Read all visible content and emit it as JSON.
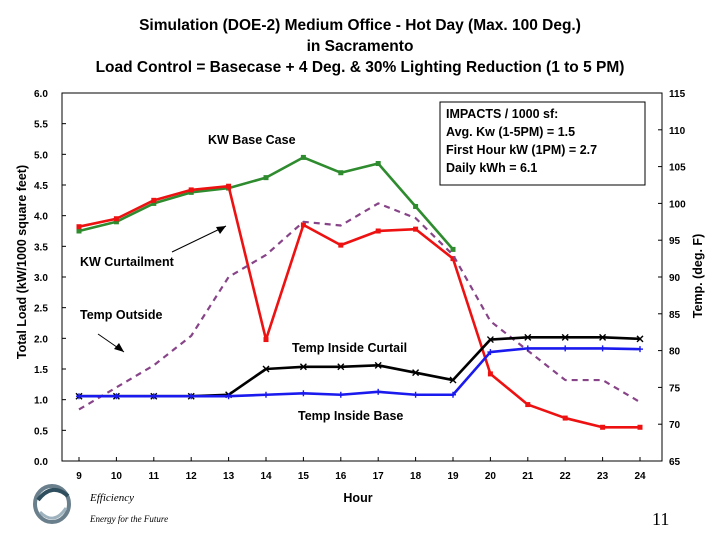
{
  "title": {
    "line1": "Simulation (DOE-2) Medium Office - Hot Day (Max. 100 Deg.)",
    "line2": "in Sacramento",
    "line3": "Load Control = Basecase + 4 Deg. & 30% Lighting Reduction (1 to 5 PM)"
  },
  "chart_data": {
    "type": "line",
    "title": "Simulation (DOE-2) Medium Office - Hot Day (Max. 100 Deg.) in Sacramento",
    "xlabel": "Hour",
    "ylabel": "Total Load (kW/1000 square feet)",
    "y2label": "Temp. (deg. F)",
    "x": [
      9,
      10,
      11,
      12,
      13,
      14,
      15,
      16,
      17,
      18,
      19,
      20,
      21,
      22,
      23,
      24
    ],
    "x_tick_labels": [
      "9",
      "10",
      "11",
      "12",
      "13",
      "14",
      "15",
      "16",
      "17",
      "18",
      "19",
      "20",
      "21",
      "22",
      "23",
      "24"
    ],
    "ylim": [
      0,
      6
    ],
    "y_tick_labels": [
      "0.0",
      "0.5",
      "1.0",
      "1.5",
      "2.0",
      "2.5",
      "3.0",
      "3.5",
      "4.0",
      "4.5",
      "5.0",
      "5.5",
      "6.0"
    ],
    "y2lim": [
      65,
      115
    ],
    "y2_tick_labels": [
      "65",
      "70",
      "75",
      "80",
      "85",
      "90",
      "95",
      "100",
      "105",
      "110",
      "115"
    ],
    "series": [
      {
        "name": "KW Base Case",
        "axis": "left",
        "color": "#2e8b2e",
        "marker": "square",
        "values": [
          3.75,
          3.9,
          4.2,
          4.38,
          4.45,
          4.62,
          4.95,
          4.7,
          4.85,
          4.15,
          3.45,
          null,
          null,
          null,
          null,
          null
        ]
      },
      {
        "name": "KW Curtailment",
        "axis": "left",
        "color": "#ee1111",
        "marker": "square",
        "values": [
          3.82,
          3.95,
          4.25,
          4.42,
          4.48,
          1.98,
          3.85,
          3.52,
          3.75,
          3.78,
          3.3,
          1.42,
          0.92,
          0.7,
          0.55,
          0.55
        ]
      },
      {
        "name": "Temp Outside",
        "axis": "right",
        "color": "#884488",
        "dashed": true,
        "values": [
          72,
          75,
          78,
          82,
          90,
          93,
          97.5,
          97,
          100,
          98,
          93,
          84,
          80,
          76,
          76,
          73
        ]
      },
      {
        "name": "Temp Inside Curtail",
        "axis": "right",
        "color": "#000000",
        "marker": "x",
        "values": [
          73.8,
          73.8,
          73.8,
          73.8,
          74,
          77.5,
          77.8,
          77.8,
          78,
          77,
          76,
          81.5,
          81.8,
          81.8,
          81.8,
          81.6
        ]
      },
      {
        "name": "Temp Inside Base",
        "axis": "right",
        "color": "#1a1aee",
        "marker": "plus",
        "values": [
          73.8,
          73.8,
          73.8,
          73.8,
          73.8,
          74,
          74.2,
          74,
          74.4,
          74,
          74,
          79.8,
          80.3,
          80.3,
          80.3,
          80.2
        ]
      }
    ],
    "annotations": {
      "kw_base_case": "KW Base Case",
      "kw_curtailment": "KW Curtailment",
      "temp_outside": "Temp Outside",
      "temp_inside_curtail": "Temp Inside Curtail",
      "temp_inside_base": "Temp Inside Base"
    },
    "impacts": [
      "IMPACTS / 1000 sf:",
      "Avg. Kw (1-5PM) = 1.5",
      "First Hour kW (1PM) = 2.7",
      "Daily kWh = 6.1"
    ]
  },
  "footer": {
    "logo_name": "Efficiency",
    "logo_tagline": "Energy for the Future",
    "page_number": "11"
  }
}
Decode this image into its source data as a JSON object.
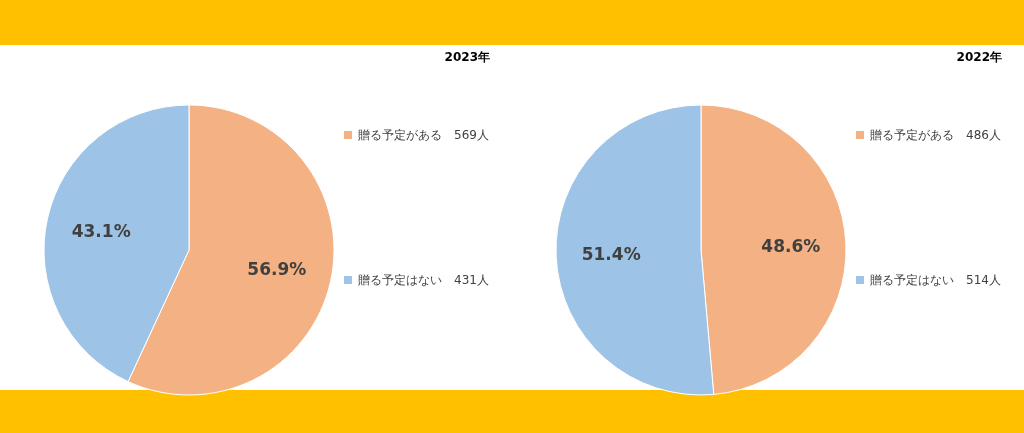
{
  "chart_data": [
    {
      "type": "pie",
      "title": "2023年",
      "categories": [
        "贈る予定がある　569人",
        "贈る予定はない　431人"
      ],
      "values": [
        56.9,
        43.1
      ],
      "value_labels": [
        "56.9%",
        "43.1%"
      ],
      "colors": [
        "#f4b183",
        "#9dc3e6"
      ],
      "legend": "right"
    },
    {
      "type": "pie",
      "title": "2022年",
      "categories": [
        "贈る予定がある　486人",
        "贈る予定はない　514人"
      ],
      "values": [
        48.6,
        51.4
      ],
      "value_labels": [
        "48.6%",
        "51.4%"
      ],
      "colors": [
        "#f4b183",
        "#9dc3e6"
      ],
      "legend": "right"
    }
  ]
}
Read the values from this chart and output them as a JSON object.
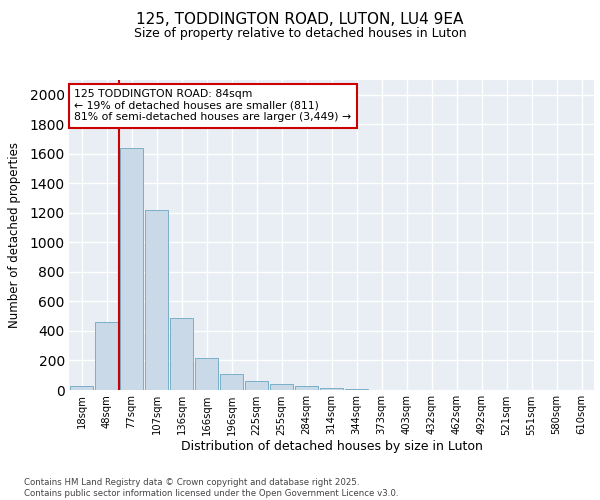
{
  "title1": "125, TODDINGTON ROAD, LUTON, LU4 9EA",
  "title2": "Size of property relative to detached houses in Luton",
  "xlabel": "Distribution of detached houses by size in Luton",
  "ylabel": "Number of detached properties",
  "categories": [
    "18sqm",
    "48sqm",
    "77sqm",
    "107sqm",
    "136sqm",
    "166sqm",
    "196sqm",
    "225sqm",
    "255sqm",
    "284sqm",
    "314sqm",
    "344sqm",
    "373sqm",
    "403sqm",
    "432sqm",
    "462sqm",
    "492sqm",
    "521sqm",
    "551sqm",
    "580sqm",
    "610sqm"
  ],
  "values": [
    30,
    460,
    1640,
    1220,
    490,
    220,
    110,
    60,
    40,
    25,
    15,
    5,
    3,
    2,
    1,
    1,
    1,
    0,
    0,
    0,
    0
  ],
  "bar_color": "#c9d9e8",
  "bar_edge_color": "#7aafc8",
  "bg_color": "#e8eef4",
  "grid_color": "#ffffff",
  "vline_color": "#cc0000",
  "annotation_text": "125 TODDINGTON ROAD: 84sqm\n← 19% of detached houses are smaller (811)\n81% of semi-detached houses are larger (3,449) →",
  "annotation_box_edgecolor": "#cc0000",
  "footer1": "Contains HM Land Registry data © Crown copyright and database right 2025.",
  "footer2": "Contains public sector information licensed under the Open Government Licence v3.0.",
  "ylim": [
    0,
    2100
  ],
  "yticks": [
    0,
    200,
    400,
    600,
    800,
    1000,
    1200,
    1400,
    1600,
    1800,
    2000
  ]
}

_ _ _ _ _ _ _

▶ PROBLEM REQUIREMENTS
All the material shown above is to be copied exactly, with no pictures carried over.

▶ REPLY
Read all visible content and emit it as JSON.
{
  "title": {
    "line1": "Simulation (DOE-2) Medium Office - Hot Day (Max. 100 Deg.)",
    "line2": "in Sacramento",
    "line3": "Load Control = Basecase + 4 Deg. & 30% Lighting Reduction (1 to 5 PM)"
  },
  "chart_data": {
    "type": "line",
    "title": "Simulation (DOE-2) Medium Office - Hot Day (Max. 100 Deg.) in Sacramento",
    "xlabel": "Hour",
    "ylabel": "Total Load (kW/1000 square feet)",
    "y2label": "Temp. (deg. F)",
    "x": [
      9,
      10,
      11,
      12,
      13,
      14,
      15,
      16,
      17,
      18,
      19,
      20,
      21,
      22,
      23,
      24
    ],
    "x_tick_labels": [
      "9",
      "10",
      "11",
      "12",
      "13",
      "14",
      "15",
      "16",
      "17",
      "18",
      "19",
      "20",
      "21",
      "22",
      "23",
      "24"
    ],
    "ylim": [
      0,
      6
    ],
    "y_tick_labels": [
      "0.0",
      "0.5",
      "1.0",
      "1.5",
      "2.0",
      "2.5",
      "3.0",
      "3.5",
      "4.0",
      "4.5",
      "5.0",
      "5.5",
      "6.0"
    ],
    "y2lim": [
      65,
      115
    ],
    "y2_tick_labels": [
      "65",
      "70",
      "75",
      "80",
      "85",
      "90",
      "95",
      "100",
      "105",
      "110",
      "115"
    ],
    "series": [
      {
        "name": "KW Base Case",
        "axis": "left",
        "color": "#2e8b2e",
        "marker": "square",
        "values": [
          3.75,
          3.9,
          4.2,
          4.38,
          4.45,
          4.62,
          4.95,
          4.7,
          4.85,
          4.15,
          3.45,
          null,
          null,
          null,
          null,
          null
        ]
      },
      {
        "name": "KW Curtailment",
        "axis": "left",
        "color": "#ee1111",
        "marker": "square",
        "values": [
          3.82,
          3.95,
          4.25,
          4.42,
          4.48,
          1.98,
          3.85,
          3.52,
          3.75,
          3.78,
          3.3,
          1.42,
          0.92,
          0.7,
          0.55,
          0.55
        ]
      },
      {
        "name": "Temp Outside",
        "axis": "right",
        "color": "#884488",
        "dashed": true,
        "values": [
          72,
          75,
          78,
          82,
          90,
          93,
          97.5,
          97,
          100,
          98,
          93,
          84,
          80,
          76,
          76,
          73
        ]
      },
      {
        "name": "Temp Inside Curtail",
        "axis": "right",
        "color": "#000000",
        "marker": "x",
        "values": [
          73.8,
          73.8,
          73.8,
          73.8,
          74,
          77.5,
          77.8,
          77.8,
          78,
          77,
          76,
          81.5,
          81.8,
          81.8,
          81.8,
          81.6
        ]
      },
      {
        "name": "Temp Inside Base",
        "axis": "right",
        "color": "#1a1aee",
        "marker": "plus",
        "values": [
          73.8,
          73.8,
          73.8,
          73.8,
          73.8,
          74,
          74.2,
          74,
          74.4,
          74,
          74,
          79.8,
          80.3,
          80.3,
          80.3,
          80.2
        ]
      }
    ],
    "annotations": {
      "kw_base_case": "KW Base Case",
      "kw_curtailment": "KW Curtailment",
      "temp_outside": "Temp Outside",
      "temp_inside_curtail": "Temp Inside Curtail",
      "temp_inside_base": "Temp Inside Base"
    },
    "impacts": [
      "IMPACTS / 1000 sf:",
      "Avg. Kw (1-5PM) = 1.5",
      "First Hour kW (1PM) = 2.7",
      "Daily kWh = 6.1"
    ]
  },
  "footer": {
    "logo_name": "Efficiency",
    "logo_tagline": "Energy for the Future",
    "page_number": "11"
  }
}
Decode this image into its source data as a JSON object.
{
  "chart_data": [
    {
      "type": "pie",
      "title": "2023年",
      "categories": [
        "贈る予定がある　569人",
        "贈る予定はない　431人"
      ],
      "values": [
        56.9,
        43.1
      ],
      "value_labels": [
        "56.9%",
        "43.1%"
      ],
      "colors": [
        "#f4b183",
        "#9dc3e6"
      ],
      "legend": "right"
    },
    {
      "type": "pie",
      "title": "2022年",
      "categories": [
        "贈る予定がある　486人",
        "贈る予定はない　514人"
      ],
      "values": [
        48.6,
        51.4
      ],
      "value_labels": [
        "48.6%",
        "51.4%"
      ],
      "colors": [
        "#f4b183",
        "#9dc3e6"
      ],
      "legend": "right"
    }
  ]
}
Read the values from this chart and output them as a JSON object.
{
  "title1": "125, TODDINGTON ROAD, LUTON, LU4 9EA",
  "title2": "Size of property relative to detached houses in Luton",
  "xlabel": "Distribution of detached houses by size in Luton",
  "ylabel": "Number of detached properties",
  "categories": [
    "18sqm",
    "48sqm",
    "77sqm",
    "107sqm",
    "136sqm",
    "166sqm",
    "196sqm",
    "225sqm",
    "255sqm",
    "284sqm",
    "314sqm",
    "344sqm",
    "373sqm",
    "403sqm",
    "432sqm",
    "462sqm",
    "492sqm",
    "521sqm",
    "551sqm",
    "580sqm",
    "610sqm"
  ],
  "values": [
    30,
    460,
    1640,
    1220,
    490,
    220,
    110,
    60,
    40,
    25,
    15,
    5,
    3,
    2,
    1,
    1,
    1,
    0,
    0,
    0,
    0
  ],
  "bar_color": "#c9d9e8",
  "bar_edge_color": "#7aafc8",
  "bg_color": "#e8eef4",
  "grid_color": "#ffffff",
  "vline_color": "#cc0000",
  "annotation_text": "125 TODDINGTON ROAD: 84sqm\n← 19% of detached houses are smaller (811)\n81% of semi-detached houses are larger (3,449) →",
  "annotation_box_edgecolor": "#cc0000",
  "footer1": "Contains HM Land Registry data © Crown copyright and database right 2025.",
  "footer2": "Contains public sector information licensed under the Open Government Licence v3.0.",
  "ylim": [
    0,
    2100
  ],
  "yticks": [
    0,
    200,
    400,
    600,
    800,
    1000,
    1200,
    1400,
    1600,
    1800,
    2000
  ]
}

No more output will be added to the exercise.